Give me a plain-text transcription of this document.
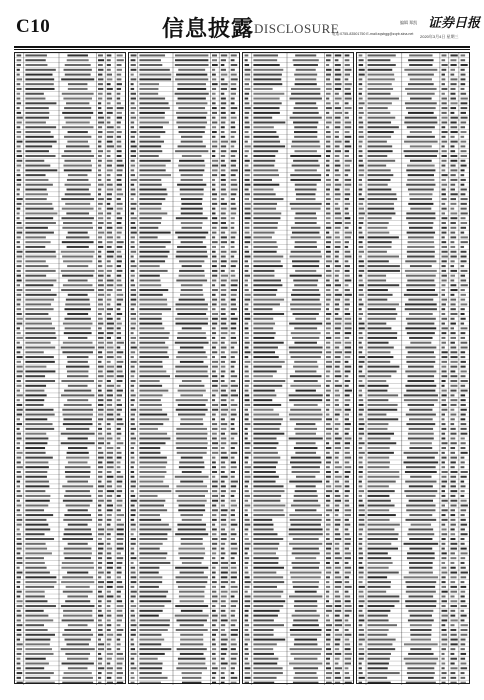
C10	信息披露 DISCLOSURE	编辑 郑凯
电话:0755-83501750 E-mail:zqsbgg@zqrb.sina.net
证券日报
2020年3月4日 星期三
------------------------------------------------------------------------
Exclude the images, then output the data above word for word.

Give me a plain-text transcription of this document.
C10	信息披露 DISCLOSURE	编辑 郑凯
电话:0755-83501750 E-mail:zqsbgg@zqrb.sina.net
证券日报
2020年3月4日 星期三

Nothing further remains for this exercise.